Repeat the records below exactly.

──────────

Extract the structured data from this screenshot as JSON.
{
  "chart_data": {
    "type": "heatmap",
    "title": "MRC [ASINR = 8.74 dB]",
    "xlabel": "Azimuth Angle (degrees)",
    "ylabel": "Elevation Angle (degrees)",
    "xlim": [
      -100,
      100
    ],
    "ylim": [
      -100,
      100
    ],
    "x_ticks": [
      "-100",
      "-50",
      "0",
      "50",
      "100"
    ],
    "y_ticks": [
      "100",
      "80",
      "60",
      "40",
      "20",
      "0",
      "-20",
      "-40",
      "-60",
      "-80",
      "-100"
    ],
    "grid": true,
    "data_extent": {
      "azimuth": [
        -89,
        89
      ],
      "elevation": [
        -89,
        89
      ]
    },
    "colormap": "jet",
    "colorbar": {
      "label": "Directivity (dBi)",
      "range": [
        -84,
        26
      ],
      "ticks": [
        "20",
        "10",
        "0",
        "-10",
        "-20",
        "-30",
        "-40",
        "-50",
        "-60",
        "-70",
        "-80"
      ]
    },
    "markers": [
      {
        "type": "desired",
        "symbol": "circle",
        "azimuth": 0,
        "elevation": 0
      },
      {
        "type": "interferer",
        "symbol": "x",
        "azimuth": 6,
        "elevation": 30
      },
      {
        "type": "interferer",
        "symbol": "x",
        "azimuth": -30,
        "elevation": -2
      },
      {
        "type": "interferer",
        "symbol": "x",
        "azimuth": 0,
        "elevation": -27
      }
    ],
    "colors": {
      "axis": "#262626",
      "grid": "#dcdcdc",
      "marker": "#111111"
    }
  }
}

──────────

» Written response
Extract the structured data from this screenshot as JSON.
{
  "chart_data": {
    "type": "heatmap",
    "title": "MRC [ASINR = 8.74 dB]",
    "xlabel": "Azimuth Angle (degrees)",
    "ylabel": "Elevation Angle (degrees)",
    "xlim": [
      -100,
      100
    ],
    "ylim": [
      -100,
      100
    ],
    "x_ticks": [
      "-100",
      "-50",
      "0",
      "50",
      "100"
    ],
    "y_ticks": [
      "100",
      "80",
      "60",
      "40",
      "20",
      "0",
      "-20",
      "-40",
      "-60",
      "-80",
      "-100"
    ],
    "grid": true,
    "data_extent": {
      "azimuth": [
        -89,
        89
      ],
      "elevation": [
        -89,
        89
      ]
    },
    "colormap": "jet",
    "colorbar": {
      "label": "Directivity (dBi)",
      "range": [
        -84,
        26
      ],
      "ticks": [
        "20",
        "10",
        "0",
        "-10",
        "-20",
        "-30",
        "-40",
        "-50",
        "-60",
        "-70",
        "-80"
      ]
    },
    "markers": [
      {
        "type": "desired",
        "symbol": "circle",
        "azimuth": 0,
        "elevation": 0
      },
      {
        "type": "interferer",
        "symbol": "x",
        "azimuth": 6,
        "elevation": 30
      },
      {
        "type": "interferer",
        "symbol": "x",
        "azimuth": -30,
        "elevation": -2
      },
      {
        "type": "interferer",
        "symbol": "x",
        "azimuth": 0,
        "elevation": -27
      }
    ],
    "colors": {
      "axis": "#262626",
      "grid": "#dcdcdc",
      "marker": "#111111"
    }
  }
}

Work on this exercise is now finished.